*Problem details:*
Find the string "title" in the entries and copy each line that has it.

*Given records:*
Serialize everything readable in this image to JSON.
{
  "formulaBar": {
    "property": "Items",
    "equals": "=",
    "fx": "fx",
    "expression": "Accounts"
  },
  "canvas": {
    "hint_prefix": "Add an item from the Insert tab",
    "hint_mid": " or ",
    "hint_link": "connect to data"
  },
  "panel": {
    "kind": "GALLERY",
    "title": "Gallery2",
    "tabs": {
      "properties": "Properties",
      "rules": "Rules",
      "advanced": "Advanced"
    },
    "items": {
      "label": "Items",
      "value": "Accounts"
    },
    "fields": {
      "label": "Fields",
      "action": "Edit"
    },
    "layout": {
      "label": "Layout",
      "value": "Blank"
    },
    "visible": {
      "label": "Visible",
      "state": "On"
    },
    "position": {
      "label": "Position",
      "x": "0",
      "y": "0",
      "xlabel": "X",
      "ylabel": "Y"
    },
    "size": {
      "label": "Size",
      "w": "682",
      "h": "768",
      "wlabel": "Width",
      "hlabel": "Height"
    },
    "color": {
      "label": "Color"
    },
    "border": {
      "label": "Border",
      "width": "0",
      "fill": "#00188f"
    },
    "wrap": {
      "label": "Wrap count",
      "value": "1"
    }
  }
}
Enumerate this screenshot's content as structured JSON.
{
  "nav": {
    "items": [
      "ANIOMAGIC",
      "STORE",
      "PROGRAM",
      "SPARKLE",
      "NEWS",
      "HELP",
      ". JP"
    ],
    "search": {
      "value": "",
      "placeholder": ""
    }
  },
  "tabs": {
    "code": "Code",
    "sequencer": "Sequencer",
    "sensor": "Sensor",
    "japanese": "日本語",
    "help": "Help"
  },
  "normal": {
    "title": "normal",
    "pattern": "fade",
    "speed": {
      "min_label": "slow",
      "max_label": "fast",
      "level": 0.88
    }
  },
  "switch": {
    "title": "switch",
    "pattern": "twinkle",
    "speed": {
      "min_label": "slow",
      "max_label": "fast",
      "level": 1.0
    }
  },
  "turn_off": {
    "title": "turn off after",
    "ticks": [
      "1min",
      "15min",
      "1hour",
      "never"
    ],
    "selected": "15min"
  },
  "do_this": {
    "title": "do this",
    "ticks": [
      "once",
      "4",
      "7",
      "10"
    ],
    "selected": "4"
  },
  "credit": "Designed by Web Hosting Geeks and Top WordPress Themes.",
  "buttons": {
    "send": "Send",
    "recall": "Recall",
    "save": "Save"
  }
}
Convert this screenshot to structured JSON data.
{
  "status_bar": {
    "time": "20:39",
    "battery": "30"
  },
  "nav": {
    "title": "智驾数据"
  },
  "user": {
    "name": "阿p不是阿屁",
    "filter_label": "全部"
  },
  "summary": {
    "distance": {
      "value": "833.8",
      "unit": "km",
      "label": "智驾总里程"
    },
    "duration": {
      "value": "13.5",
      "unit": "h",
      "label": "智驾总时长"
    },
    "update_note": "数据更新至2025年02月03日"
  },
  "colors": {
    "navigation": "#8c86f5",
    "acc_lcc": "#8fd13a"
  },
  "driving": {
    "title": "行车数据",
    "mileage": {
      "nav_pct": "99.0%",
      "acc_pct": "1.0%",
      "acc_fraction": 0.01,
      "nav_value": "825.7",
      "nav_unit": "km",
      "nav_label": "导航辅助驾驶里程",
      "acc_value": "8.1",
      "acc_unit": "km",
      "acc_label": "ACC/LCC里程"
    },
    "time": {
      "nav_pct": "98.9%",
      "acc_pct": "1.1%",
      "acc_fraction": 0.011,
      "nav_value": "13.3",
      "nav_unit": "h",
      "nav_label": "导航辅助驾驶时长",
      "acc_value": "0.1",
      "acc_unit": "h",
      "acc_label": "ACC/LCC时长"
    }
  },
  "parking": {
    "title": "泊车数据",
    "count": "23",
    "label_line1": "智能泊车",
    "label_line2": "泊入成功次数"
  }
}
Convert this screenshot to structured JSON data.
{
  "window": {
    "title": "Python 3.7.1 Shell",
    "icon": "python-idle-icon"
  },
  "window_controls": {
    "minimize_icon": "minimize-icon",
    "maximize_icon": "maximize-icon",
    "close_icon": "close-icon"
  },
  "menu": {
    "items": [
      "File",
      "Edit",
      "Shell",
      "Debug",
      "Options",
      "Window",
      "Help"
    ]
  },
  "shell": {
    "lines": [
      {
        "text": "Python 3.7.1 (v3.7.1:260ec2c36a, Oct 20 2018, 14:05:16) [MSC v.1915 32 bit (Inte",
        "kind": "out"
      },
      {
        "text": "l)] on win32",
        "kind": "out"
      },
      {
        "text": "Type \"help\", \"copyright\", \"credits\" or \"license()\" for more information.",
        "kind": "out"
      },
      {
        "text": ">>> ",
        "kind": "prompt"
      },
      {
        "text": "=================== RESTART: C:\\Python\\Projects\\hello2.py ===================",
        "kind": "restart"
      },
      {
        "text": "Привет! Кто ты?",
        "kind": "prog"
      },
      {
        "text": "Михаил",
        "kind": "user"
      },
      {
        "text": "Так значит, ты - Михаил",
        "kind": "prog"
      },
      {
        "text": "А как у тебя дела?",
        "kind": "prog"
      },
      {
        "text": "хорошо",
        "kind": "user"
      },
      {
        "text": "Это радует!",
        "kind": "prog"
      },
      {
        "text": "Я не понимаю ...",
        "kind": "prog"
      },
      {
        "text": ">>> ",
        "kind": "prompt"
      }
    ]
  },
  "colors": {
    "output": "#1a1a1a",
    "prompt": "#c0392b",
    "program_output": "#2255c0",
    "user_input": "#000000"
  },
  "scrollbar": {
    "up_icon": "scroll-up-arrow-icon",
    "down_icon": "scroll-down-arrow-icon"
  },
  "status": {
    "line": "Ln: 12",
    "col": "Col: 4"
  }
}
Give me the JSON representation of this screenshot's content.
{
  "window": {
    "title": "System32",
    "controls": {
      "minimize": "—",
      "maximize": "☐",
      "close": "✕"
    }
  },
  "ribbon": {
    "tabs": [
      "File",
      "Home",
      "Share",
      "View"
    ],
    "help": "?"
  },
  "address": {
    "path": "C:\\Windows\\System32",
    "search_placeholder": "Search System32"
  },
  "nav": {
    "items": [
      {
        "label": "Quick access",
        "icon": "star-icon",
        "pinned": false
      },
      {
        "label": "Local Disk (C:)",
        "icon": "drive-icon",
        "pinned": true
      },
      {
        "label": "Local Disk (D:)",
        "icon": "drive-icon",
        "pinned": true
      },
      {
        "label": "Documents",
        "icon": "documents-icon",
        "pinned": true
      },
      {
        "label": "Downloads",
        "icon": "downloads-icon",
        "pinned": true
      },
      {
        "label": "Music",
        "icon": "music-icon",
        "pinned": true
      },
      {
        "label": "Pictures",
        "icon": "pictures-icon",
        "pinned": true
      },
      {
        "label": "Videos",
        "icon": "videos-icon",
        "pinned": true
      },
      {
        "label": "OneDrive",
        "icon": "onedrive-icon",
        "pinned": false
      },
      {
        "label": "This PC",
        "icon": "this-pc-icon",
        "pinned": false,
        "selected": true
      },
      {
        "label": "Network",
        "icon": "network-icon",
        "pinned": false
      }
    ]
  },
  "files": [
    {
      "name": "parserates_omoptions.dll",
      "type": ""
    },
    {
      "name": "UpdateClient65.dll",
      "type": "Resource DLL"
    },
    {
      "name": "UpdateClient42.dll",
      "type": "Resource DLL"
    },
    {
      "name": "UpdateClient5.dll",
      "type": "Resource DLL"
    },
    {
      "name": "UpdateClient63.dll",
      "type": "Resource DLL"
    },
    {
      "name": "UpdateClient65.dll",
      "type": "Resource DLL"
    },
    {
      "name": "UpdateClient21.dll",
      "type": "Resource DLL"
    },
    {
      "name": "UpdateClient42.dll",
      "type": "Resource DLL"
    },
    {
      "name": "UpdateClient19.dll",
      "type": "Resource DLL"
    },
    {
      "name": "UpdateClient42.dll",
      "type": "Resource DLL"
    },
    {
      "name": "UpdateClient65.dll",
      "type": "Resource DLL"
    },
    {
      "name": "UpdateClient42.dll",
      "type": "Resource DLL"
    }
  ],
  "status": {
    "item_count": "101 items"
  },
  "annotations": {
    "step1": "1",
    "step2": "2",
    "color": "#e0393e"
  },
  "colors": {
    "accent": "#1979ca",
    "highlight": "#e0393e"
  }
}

*Result:*
    "title": "Gallery2",
    "title": "normal",
    "title": "switch",
    "title": "turn off after",
    "title": "do this",
    "title": "智驾数据"
    "title": "行车数据",
    "title": "泊车数据",
    "title": "Python 3.7.1 Shell",
    "title": "System32",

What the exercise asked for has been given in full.